Dostarczony tekst ::
Gospodarka

"Sprzedajecie w ogóle samochody?". Nowa reklama Jaguara oburzyła miliony internautów

opublikowano:
Bez nazwy.webp
Nowa reklama poruszyła internautów - ale raczej nie tak, jak chcieli marketingowcy (zrzut ekranu z X.com\Jaguar)
Jaguar zaprezentował w sieci nową reklamę. Nie spotkała się z ciepłym przyjęciem internautów.

Jaguar to jedna z najsłynniejszych brytyjskich firm motoryzacyjnych. Postała w 1935 roku, chcoaż obecnej nazwy używa od 1945 roku. Specjalizowała się w budowie samochodów sportowych i limuzyn, które były dostępne dla „normalnych” ludzi, a nie tylko milionerów. Ich samochody świetnie radziły sobie także na torach wyścigowych, dwukrotnie wygrały legendarny wyścig Le Mans.

Zadania do wykonania ::
(a) Odpowiedz na podstawie tekstu o reklamie Jaguara na poniższe pytania.
(i) Jak internauci przyjęli nową reklamę Jaguara?
(ii) Od którego roku firma używa obecnej nazwy?
(iii) Ile razy samochody Jaguara wygrały wyścig Le Mans?
(b) Zwróć bez żadnych zmian wiersze z rekordów, zaczynając od wiersza zawierającego „X-axis label: Humidex”, a kończąc na wierszu zawierającym „i need the location”.

Adnotacje elementów układu ::
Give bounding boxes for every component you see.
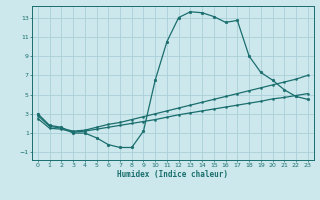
X-axis label: Humidex (Indice chaleur): Humidex (Indice chaleur)	[117, 170, 228, 179]
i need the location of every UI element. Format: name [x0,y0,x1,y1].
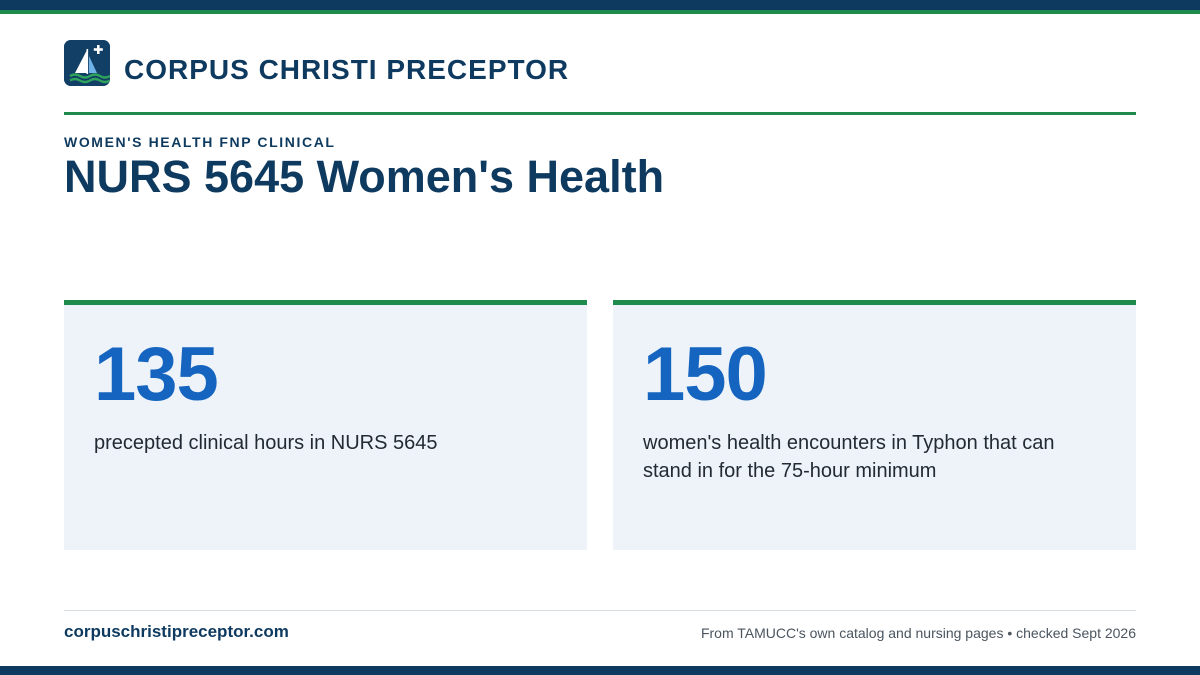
eyebrow-label: WOMEN'S HEALTH FNP CLINICAL [64,134,336,150]
stat-card-encounters: 150 women's health encounters in Typhon … [613,300,1136,550]
sailboat-medical-cross-icon [64,40,110,86]
stat-description: women's health encounters in Typhon that… [643,432,1055,482]
footer-site-link[interactable]: corpuschristipreceptor.com [64,622,289,641]
top-green-stripe [0,10,1200,14]
stat-number: 135 [94,332,219,417]
brand-name: CORPUS CHRISTI PRECEPTOR [124,54,570,85]
stat-number: 150 [643,332,768,417]
stat-card-hours: 135 precepted clinical hours in NURS 564… [64,300,587,550]
top-accent-bar [0,0,1200,10]
header-divider [64,112,1136,115]
stat-description: precepted clinical hours in NURS 5645 [94,432,438,454]
page-title: NURS 5645 Women's Health [64,151,665,202]
footer-source-note: From TAMUCC's own catalog and nursing pa… [700,625,1136,641]
footer-divider [64,610,1136,611]
bottom-accent-bar [0,666,1200,675]
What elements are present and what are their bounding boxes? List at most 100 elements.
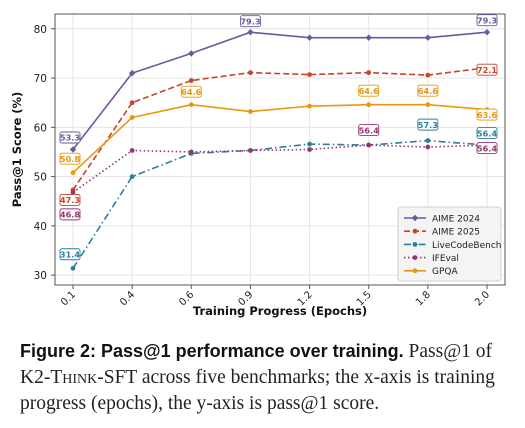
data-point-livecodebench <box>70 265 76 271</box>
plot-frame <box>54 13 506 286</box>
legend-marker-aime-2025 <box>412 228 418 234</box>
data-point-ifeval <box>70 189 76 195</box>
annotation-layer: 53.3 50.8 47.3 46.8 31.4 64.6 79.3 64.6 56.4 64.6… <box>59 14 498 261</box>
caption-lead: Figure 2: Pass@1 performance over traini… <box>20 341 404 361</box>
legend-marker-ifeval <box>412 255 418 260</box>
data-point-gpqa <box>248 109 253 114</box>
legend-label-ifeval: IFEval <box>432 254 459 264</box>
data-point-gpqa <box>129 115 135 120</box>
annotation-label: 56.4 <box>477 143 498 153</box>
series-line-aime-2024 <box>72 31 488 150</box>
series-line-ifeval <box>72 144 488 194</box>
data-point-gpqa <box>70 170 76 176</box>
data-point-ifeval <box>188 149 194 155</box>
data-point-aime-2024 <box>69 146 77 153</box>
data-point-aime-2024 <box>424 34 432 41</box>
data-point-aime-2024 <box>365 34 372 41</box>
caption-smallcaps: Think <box>50 367 98 388</box>
data-point-gpqa <box>425 102 431 108</box>
legend-box <box>397 206 502 282</box>
annotation-box <box>59 193 81 206</box>
data-point-aime-2025 <box>248 70 253 76</box>
legend-label-aime-2024: AIME 2024 <box>432 214 480 224</box>
y-axis-label: Pass@1 Score (%) <box>10 92 24 208</box>
annotation-label: 47.3 <box>60 195 81 205</box>
data-point-livecodebench <box>129 174 135 180</box>
legend: AIME 2024 AIME 2025 LiveCodeBench IFEval GPQ… <box>397 206 502 282</box>
figure-caption: Figure 2: Pass@1 performance over traini… <box>20 338 512 417</box>
data-point-gpqa <box>366 102 372 108</box>
annotation-box <box>476 108 498 121</box>
legend-label-gpqa: GPQA <box>432 267 458 277</box>
annotation-box <box>358 84 380 97</box>
data-point-gpqa <box>188 102 194 108</box>
x-tick-label: 1.8 <box>414 289 433 308</box>
annotation-label: 57.3 <box>418 120 439 130</box>
data-point-ifeval <box>129 148 135 153</box>
annotation-box <box>476 63 498 76</box>
annotation-box <box>476 127 498 140</box>
data-point-aime-2024 <box>188 50 195 57</box>
annotation-label: 56.4 <box>477 128 498 138</box>
annotation-box <box>476 142 498 155</box>
data-point-aime-2025 <box>188 78 194 83</box>
annotation-label: 31.4 <box>60 249 81 259</box>
legend-marker-livecodebench <box>412 242 418 247</box>
annotation-label: 56.4 <box>359 125 380 135</box>
annotation-box <box>358 124 380 137</box>
legend-label-livecodebench: LiveCodeBench <box>432 241 502 251</box>
annotation-box <box>59 248 81 261</box>
annotation-box <box>476 14 498 27</box>
data-point-aime-2025 <box>307 72 312 78</box>
data-point-aime-2025 <box>366 70 372 76</box>
y-tick-label: 30 <box>34 270 47 282</box>
y-tick-label: 50 <box>34 172 47 184</box>
data-point-ifeval <box>425 144 431 150</box>
data-point-gpqa <box>307 103 312 109</box>
annotation-box <box>59 131 81 144</box>
legend-marker-aime-2024 <box>411 214 419 222</box>
annotation-label: 64.6 <box>418 86 439 96</box>
annotation-label: 46.8 <box>60 210 81 220</box>
annotation-label: 50.8 <box>60 154 81 164</box>
series-line-gpqa <box>72 103 488 174</box>
y-tick-label: 70 <box>34 73 47 85</box>
annotation-label: 79.3 <box>240 16 261 26</box>
caption-text-part2: -SFT across five benchmarks; the x-axis … <box>20 367 495 414</box>
annotation-box <box>59 208 81 221</box>
data-point-aime-2025 <box>425 72 431 78</box>
legend-label-aime-2025: AIME 2025 <box>432 228 480 238</box>
annotation-label: 64.6 <box>359 86 380 96</box>
annotation-label: 79.3 <box>477 15 498 25</box>
annotation-box <box>239 15 261 28</box>
series-line-livecodebench <box>72 139 488 269</box>
y-tick-label: 60 <box>34 122 47 134</box>
data-point-livecodebench <box>425 138 431 144</box>
data-point-aime-2024 <box>128 69 136 77</box>
x-tick-label: 2.0 <box>473 289 492 308</box>
data-point-ifeval <box>307 147 312 152</box>
data-point-livecodebench <box>307 141 312 147</box>
x-tick-label: 0.4 <box>118 289 137 308</box>
data-point-aime-2024 <box>247 29 254 36</box>
caption-text-part1: Pass@1 of K2- <box>20 341 493 388</box>
x-tick-label: 0.1 <box>59 289 78 308</box>
annotation-label: 72.1 <box>477 65 498 75</box>
data-point-aime-2024 <box>483 29 491 36</box>
data-point-aime-2025 <box>129 100 135 106</box>
annotation-label: 53.3 <box>60 133 81 143</box>
annotation-label: 63.6 <box>477 110 498 120</box>
x-axis-label: Training Progress (Epochs) <box>193 304 367 318</box>
data-point-ifeval <box>366 142 372 148</box>
annotation-box <box>417 118 439 131</box>
y-tick-label: 80 <box>34 24 47 36</box>
annotation-box <box>417 84 439 97</box>
series-line-aime-2025 <box>72 66 488 191</box>
annotation-label: 64.6 <box>181 87 202 97</box>
data-point-ifeval <box>248 148 253 153</box>
y-tick-label: 40 <box>34 221 47 233</box>
annotation-box <box>180 85 202 98</box>
annotation-box <box>59 152 81 165</box>
legend-marker-gpqa <box>412 268 418 274</box>
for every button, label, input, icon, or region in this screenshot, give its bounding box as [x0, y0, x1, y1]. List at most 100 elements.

Odpowiedzi do zadań ::
(a)
(i) Reklama nie spotkała się z ciepłym przyjęciem internautów.
(ii) Od 1945 roku.
(iii) Dwukrotnie.

(b)
X-axis label: Humidex (Indice chaleur): Humidex (Indice chaleur)	[117, 170, 228, 179]
i need the location of every UI element. Format: name [x0,y0,x1,y1].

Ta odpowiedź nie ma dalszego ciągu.